* [THE PROBLEM]:
Count the lines in the rows below that contain the string "image", and reply with only that number.

Start of DATA IN THIS EXERCISE

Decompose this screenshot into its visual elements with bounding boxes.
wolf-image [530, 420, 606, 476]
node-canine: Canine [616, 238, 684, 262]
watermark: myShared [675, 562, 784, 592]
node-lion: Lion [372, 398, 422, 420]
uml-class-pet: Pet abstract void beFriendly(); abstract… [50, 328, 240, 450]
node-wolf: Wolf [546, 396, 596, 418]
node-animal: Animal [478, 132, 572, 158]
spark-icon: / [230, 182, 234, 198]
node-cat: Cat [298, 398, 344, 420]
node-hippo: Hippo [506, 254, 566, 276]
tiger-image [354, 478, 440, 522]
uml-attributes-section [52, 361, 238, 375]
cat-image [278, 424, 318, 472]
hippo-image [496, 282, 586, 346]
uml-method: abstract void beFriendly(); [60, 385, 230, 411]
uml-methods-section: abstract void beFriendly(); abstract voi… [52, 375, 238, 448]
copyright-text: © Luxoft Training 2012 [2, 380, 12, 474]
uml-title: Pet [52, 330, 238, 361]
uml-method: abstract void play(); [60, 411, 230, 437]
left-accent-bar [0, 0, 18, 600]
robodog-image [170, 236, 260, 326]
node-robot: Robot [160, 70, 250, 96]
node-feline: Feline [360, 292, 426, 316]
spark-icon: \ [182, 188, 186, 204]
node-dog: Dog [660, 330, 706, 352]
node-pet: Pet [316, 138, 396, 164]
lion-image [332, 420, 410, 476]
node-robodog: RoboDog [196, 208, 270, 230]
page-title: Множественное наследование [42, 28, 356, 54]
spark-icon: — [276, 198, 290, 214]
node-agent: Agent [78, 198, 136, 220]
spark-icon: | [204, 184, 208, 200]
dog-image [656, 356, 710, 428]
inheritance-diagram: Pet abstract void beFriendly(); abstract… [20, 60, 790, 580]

End of DATA IN THIS EXERCISE

* [OUTPUT OF THE EXERCISE]:
7